Figure record listings:
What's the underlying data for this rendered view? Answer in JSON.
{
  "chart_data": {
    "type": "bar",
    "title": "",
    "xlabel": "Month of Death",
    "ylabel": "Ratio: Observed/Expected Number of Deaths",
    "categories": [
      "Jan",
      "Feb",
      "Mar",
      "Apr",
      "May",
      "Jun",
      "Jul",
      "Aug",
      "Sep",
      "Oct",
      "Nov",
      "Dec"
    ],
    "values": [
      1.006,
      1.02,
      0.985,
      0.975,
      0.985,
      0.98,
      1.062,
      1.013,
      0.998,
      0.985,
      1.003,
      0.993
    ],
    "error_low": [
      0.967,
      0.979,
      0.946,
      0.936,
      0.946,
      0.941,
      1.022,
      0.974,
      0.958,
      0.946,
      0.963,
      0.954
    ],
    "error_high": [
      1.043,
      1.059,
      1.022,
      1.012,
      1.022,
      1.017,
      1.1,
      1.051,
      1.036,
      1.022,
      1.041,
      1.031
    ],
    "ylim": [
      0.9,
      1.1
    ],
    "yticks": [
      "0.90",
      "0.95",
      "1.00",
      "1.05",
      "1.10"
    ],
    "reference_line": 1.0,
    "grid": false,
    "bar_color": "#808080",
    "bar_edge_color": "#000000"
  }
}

PROBLEM TO WORK ON:
Each record above must be given again exactly.

RESPONSE TO THIS EXERCISE:
What's the underlying data for this rendered view? Answer in JSON.
{
  "chart_data": {
    "type": "bar",
    "title": "",
    "xlabel": "Month of Death",
    "ylabel": "Ratio: Observed/Expected Number of Deaths",
    "categories": [
      "Jan",
      "Feb",
      "Mar",
      "Apr",
      "May",
      "Jun",
      "Jul",
      "Aug",
      "Sep",
      "Oct",
      "Nov",
      "Dec"
    ],
    "values": [
      1.006,
      1.02,
      0.985,
      0.975,
      0.985,
      0.98,
      1.062,
      1.013,
      0.998,
      0.985,
      1.003,
      0.993
    ],
    "error_low": [
      0.967,
      0.979,
      0.946,
      0.936,
      0.946,
      0.941,
      1.022,
      0.974,
      0.958,
      0.946,
      0.963,
      0.954
    ],
    "error_high": [
      1.043,
      1.059,
      1.022,
      1.012,
      1.022,
      1.017,
      1.1,
      1.051,
      1.036,
      1.022,
      1.041,
      1.031
    ],
    "ylim": [
      0.9,
      1.1
    ],
    "yticks": [
      "0.90",
      "0.95",
      "1.00",
      "1.05",
      "1.10"
    ],
    "reference_line": 1.0,
    "grid": false,
    "bar_color": "#808080",
    "bar_edge_color": "#000000"
  }
}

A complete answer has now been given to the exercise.